== TASK STATEMENT ==
Tally every line of the listing where the string "nContract" is found, and state the total alone.

--- START MATERIAL TO PROCESS ---

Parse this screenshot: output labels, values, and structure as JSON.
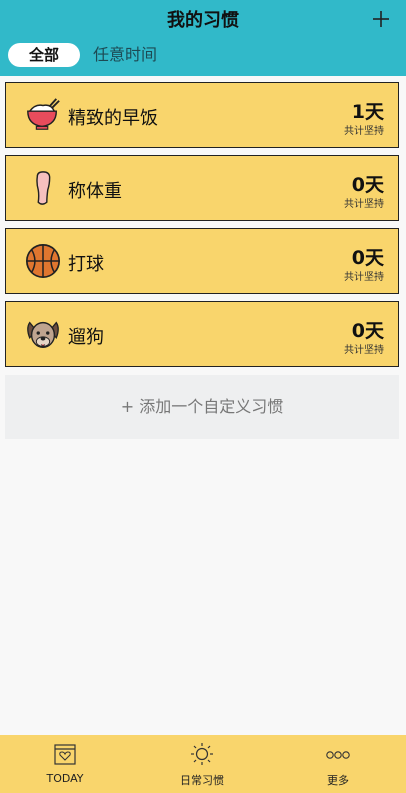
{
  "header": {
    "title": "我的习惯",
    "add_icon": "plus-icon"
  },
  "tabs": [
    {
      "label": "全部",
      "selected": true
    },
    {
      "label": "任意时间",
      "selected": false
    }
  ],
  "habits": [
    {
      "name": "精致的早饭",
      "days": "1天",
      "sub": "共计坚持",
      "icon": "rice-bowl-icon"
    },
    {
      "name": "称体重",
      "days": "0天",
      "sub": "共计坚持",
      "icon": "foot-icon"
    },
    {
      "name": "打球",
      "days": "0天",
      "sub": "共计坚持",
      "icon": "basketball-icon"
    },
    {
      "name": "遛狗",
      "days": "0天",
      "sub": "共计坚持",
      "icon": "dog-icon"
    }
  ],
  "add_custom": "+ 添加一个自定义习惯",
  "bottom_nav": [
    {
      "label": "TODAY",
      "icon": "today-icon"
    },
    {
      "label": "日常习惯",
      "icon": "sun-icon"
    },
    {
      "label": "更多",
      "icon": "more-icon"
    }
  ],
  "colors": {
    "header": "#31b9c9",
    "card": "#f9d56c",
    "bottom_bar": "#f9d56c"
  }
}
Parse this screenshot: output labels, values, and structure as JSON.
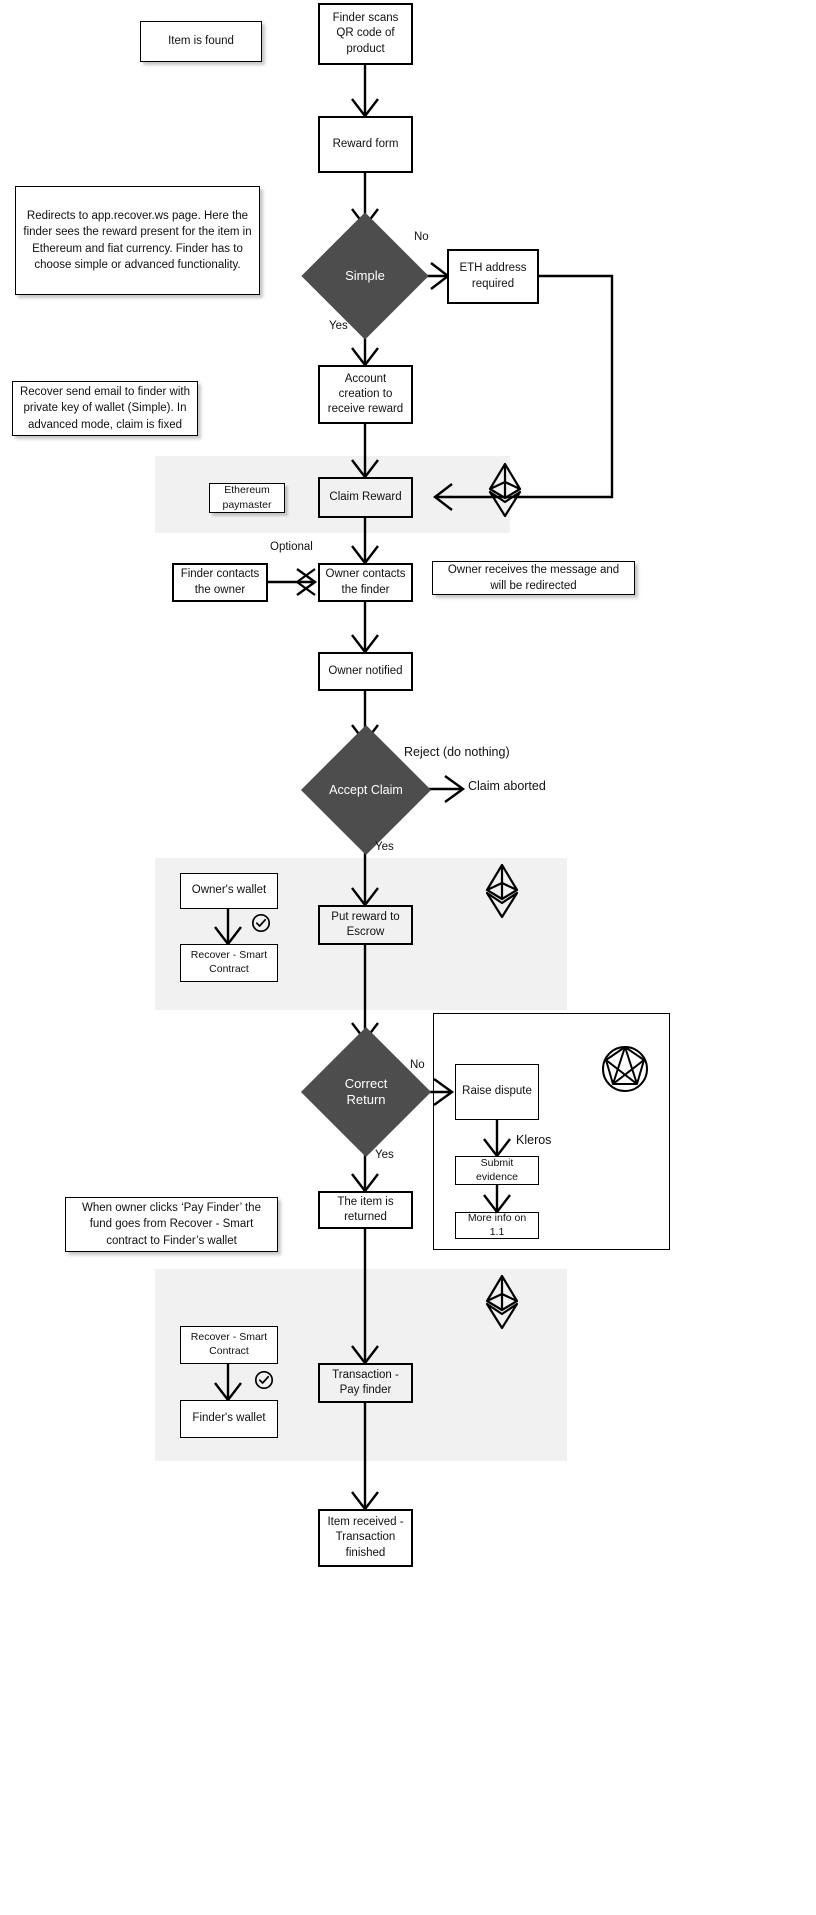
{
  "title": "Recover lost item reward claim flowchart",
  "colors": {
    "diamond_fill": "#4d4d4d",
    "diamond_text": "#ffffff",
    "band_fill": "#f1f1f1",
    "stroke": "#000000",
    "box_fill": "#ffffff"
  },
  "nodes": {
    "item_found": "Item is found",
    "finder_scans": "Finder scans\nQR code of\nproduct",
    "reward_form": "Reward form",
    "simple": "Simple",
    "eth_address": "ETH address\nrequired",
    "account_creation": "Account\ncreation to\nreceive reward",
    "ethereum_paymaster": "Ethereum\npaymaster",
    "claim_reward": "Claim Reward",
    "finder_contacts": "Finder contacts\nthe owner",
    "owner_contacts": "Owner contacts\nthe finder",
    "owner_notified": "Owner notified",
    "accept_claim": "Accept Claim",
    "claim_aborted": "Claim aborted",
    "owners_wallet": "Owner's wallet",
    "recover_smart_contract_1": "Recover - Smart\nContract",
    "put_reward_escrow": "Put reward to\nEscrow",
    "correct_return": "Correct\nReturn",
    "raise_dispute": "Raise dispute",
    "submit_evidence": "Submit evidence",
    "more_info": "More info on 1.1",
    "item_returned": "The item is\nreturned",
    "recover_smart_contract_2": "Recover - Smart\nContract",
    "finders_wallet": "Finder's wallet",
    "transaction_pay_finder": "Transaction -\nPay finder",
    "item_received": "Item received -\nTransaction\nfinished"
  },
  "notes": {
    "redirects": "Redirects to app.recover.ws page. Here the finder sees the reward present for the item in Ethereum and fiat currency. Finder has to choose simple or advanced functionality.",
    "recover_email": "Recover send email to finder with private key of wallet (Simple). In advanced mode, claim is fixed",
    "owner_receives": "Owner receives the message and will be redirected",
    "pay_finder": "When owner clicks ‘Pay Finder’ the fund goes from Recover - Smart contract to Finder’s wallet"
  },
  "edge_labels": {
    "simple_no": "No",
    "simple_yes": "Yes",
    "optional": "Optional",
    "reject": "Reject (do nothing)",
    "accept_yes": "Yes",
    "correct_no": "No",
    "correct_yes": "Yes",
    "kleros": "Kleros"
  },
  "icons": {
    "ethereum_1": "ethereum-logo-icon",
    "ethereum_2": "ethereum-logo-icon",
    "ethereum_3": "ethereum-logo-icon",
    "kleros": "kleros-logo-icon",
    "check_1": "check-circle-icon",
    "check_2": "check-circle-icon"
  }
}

--- END MATERIAL TO PROCESS ---

== PROBLEM SOLUTION ==
2